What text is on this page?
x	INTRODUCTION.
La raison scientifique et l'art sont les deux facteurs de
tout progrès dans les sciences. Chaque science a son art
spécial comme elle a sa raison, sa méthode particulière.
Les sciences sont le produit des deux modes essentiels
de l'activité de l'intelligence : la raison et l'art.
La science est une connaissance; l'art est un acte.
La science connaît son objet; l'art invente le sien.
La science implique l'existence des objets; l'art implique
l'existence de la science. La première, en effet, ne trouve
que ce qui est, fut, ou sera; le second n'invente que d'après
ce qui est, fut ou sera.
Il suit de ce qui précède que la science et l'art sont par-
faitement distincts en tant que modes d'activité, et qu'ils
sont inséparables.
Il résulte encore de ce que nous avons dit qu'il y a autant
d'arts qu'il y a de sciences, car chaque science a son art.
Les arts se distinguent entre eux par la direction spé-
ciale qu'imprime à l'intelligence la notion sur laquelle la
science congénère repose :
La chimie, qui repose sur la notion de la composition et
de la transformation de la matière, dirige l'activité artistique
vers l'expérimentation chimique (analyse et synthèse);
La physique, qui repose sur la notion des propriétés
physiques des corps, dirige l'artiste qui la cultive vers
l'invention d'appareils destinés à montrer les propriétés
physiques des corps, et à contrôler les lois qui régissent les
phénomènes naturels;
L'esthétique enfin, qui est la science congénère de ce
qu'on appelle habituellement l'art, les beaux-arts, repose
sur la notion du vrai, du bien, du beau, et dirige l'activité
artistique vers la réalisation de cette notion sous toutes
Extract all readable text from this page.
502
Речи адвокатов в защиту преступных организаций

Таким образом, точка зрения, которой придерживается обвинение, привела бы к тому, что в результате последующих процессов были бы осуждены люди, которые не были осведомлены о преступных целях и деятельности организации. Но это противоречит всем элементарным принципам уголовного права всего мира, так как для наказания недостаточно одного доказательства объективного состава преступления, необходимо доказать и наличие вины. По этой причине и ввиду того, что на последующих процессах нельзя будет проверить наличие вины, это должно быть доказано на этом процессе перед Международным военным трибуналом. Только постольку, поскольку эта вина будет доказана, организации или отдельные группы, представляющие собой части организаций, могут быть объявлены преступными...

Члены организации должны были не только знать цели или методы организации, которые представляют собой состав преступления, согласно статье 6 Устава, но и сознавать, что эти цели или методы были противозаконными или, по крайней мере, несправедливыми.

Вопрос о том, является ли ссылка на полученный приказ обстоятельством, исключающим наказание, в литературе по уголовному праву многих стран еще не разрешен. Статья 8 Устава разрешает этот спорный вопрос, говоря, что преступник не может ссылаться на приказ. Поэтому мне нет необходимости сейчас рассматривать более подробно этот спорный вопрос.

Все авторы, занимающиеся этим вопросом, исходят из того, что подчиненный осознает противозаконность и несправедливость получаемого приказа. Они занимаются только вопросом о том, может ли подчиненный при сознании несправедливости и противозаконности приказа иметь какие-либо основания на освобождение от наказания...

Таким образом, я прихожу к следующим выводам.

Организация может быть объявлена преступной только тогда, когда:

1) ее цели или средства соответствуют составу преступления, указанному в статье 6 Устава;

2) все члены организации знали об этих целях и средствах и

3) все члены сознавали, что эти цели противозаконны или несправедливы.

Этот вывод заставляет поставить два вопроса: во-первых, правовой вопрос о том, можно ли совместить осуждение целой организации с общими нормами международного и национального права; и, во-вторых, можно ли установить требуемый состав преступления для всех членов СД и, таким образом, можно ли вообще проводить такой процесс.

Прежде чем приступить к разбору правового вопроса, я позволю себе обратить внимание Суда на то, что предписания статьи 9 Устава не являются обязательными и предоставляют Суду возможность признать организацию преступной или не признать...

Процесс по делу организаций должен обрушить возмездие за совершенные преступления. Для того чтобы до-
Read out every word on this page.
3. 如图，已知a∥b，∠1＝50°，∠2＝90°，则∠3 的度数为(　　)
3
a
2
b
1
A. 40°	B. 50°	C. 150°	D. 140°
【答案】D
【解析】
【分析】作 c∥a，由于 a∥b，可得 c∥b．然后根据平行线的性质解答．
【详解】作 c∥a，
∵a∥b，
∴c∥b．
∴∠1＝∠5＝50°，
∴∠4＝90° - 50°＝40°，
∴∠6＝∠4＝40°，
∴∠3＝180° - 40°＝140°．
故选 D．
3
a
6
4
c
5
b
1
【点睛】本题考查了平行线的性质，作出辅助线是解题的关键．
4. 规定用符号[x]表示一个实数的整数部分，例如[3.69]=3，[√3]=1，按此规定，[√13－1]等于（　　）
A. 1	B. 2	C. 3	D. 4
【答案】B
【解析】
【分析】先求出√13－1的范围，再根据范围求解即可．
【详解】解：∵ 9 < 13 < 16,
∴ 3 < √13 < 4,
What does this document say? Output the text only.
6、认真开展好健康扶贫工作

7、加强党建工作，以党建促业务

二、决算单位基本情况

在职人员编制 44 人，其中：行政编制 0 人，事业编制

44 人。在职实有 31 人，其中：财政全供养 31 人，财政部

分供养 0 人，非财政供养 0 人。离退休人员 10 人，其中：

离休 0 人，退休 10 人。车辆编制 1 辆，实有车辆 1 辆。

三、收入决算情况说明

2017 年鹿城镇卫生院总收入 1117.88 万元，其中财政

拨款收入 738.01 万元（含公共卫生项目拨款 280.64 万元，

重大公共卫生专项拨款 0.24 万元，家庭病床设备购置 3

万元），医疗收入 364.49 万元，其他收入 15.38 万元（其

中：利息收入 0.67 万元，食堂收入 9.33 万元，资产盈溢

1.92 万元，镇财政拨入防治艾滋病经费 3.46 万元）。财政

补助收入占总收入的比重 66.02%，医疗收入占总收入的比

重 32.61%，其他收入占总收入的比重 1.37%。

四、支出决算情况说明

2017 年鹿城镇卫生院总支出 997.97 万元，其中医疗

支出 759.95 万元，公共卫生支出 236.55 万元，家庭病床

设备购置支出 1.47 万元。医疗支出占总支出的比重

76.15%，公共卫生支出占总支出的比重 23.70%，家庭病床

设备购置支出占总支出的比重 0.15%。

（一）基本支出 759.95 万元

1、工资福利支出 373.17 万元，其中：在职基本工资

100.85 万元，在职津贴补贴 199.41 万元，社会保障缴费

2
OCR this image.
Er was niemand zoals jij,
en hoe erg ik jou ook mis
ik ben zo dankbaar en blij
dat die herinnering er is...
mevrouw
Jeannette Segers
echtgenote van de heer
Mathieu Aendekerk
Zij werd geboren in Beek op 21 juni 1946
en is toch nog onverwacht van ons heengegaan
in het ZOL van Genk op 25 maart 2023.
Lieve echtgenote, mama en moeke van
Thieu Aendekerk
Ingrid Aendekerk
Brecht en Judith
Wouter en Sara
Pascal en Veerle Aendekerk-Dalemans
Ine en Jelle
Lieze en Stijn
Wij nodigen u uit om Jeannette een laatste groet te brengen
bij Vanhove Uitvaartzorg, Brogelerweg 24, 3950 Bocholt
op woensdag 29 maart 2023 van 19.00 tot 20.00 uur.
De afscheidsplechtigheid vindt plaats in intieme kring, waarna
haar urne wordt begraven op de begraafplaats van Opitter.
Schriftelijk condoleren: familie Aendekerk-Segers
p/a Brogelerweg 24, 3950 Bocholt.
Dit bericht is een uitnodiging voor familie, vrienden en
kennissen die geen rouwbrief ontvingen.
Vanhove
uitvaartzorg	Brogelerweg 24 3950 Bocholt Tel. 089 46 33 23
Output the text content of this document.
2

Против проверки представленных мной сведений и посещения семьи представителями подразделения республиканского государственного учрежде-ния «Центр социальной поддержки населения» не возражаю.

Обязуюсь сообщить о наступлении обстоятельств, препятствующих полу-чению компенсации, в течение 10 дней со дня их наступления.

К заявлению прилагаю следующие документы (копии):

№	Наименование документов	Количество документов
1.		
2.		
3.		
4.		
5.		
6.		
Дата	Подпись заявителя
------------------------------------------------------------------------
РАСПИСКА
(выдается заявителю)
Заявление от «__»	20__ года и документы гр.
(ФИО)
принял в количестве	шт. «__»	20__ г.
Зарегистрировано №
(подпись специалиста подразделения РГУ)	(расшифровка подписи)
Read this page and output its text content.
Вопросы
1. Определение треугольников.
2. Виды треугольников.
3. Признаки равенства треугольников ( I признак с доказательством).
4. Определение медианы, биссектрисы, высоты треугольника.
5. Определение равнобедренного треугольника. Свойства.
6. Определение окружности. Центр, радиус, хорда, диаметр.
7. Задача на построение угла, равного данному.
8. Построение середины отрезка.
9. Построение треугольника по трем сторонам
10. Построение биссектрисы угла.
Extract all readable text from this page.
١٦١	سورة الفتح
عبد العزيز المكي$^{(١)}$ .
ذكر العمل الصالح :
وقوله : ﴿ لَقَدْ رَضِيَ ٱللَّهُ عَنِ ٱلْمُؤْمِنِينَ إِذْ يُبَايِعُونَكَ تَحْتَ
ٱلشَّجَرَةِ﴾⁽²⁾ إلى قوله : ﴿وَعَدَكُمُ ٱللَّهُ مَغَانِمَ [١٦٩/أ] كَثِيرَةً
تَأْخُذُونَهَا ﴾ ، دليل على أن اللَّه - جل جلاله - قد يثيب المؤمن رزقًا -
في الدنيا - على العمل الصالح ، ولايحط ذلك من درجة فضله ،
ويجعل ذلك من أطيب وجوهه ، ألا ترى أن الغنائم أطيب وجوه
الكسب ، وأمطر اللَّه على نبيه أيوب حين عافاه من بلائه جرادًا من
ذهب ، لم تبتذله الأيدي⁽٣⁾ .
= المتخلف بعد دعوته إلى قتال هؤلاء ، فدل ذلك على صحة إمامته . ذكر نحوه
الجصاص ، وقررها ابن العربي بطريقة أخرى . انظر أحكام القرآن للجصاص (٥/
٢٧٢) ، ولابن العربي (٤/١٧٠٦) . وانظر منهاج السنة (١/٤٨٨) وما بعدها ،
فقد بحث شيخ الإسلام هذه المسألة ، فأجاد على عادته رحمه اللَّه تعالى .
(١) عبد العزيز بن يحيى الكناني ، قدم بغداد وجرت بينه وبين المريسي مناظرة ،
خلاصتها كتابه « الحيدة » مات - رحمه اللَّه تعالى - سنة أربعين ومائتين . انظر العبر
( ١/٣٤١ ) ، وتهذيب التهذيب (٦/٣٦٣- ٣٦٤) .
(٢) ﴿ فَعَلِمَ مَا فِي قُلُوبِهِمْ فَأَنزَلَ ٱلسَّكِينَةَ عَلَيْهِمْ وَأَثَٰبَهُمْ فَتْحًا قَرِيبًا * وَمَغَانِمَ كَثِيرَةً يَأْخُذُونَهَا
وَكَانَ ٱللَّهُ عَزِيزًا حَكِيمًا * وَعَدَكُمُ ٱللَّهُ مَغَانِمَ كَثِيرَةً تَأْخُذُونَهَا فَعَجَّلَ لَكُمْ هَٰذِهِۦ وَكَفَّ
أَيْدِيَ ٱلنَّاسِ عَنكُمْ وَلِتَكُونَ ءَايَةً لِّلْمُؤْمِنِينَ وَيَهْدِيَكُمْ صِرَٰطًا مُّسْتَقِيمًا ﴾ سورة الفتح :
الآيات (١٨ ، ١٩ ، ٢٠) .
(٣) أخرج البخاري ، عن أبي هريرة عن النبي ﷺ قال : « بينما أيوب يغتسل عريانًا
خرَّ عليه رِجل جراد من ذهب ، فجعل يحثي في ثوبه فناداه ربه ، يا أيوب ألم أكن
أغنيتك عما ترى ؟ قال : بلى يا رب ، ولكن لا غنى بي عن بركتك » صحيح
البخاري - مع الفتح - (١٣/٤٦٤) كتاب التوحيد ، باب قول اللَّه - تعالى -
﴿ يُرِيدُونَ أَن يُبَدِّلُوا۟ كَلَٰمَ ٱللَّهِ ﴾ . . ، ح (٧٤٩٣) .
::::
* [Your goal]:
Report only how many lines in the records contain the word "this".

* [Problem solution]:
8